EXERCISE REQUIREMENTS -> Output each entry below as it stands, leaving out every picture.

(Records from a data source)
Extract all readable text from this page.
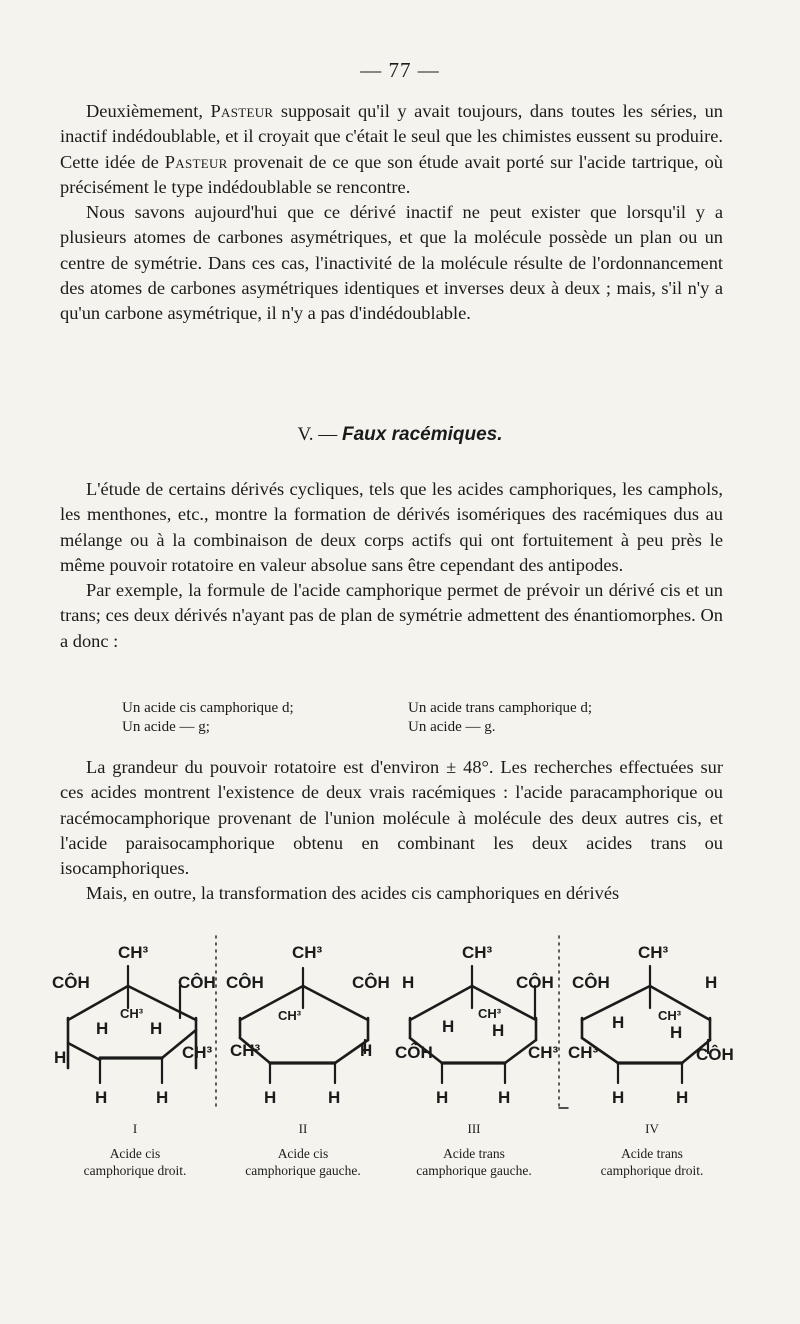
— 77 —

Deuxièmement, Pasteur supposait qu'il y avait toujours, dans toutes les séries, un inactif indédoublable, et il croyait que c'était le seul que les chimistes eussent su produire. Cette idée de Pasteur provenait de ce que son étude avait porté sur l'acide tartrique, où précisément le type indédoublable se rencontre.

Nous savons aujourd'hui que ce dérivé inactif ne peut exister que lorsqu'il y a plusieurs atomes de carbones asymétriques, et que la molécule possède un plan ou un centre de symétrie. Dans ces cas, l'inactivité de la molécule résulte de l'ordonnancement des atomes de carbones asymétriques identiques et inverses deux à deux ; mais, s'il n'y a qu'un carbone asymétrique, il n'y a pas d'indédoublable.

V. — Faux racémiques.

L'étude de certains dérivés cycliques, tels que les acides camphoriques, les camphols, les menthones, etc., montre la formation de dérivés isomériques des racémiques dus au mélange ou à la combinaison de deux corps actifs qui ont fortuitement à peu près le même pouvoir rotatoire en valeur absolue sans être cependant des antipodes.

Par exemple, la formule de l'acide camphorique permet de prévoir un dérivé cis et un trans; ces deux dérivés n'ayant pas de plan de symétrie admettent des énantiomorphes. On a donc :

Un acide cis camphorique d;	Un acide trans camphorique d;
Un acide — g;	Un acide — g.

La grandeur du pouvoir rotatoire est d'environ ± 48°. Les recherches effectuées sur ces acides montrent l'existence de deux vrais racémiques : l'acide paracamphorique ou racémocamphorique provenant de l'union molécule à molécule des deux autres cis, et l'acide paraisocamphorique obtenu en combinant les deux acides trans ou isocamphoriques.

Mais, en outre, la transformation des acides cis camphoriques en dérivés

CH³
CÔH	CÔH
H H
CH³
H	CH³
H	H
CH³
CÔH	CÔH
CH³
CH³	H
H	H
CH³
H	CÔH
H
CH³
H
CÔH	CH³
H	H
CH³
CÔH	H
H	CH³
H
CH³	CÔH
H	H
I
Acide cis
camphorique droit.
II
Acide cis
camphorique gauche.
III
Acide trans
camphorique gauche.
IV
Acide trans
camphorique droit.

THE ANSWER ->
Extract all readable text from this page.
— 77 —

Deuxièmement, Pasteur supposait qu'il y avait toujours, dans toutes les séries, un inactif indédoublable, et il croyait que c'était le seul que les chimistes eussent su produire. Cette idée de Pasteur provenait de ce que son étude avait porté sur l'acide tartrique, où précisément le type indédoublable se rencontre.

Nous savons aujourd'hui que ce dérivé inactif ne peut exister que lorsqu'il y a plusieurs atomes de carbones asymétriques, et que la molécule possède un plan ou un centre de symétrie. Dans ces cas, l'inactivité de la molécule résulte de l'ordonnancement des atomes de carbones asymétriques identiques et inverses deux à deux ; mais, s'il n'y a qu'un carbone asymétrique, il n'y a pas d'indédoublable.

V. — Faux racémiques.

L'étude de certains dérivés cycliques, tels que les acides camphoriques, les camphols, les menthones, etc., montre la formation de dérivés isomériques des racémiques dus au mélange ou à la combinaison de deux corps actifs qui ont fortuitement à peu près le même pouvoir rotatoire en valeur absolue sans être cependant des antipodes.

Par exemple, la formule de l'acide camphorique permet de prévoir un dérivé cis et un trans; ces deux dérivés n'ayant pas de plan de symétrie admettent des énantiomorphes. On a donc :

Un acide cis camphorique d;	Un acide trans camphorique d;
Un acide — g;	Un acide — g.

La grandeur du pouvoir rotatoire est d'environ ± 48°. Les recherches effectuées sur ces acides montrent l'existence de deux vrais racémiques : l'acide paracamphorique ou racémocamphorique provenant de l'union molécule à molécule des deux autres cis, et l'acide paraisocamphorique obtenu en combinant les deux acides trans ou isocamphoriques.

Mais, en outre, la transformation des acides cis camphoriques en dérivés

CH³
CÔH	CÔH
H H
CH³
H	CH³
H	H
CH³
CÔH	CÔH
CH³
CH³	H
H	H
CH³
H	CÔH
H
CH³
H
CÔH	CH³
H	H
CH³
CÔH	H
H	CH³
H
CH³	CÔH
H	H
I
Acide cis
camphorique droit.
II
Acide cis
camphorique gauche.
III
Acide trans
camphorique gauche.
IV
Acide trans
camphorique droit.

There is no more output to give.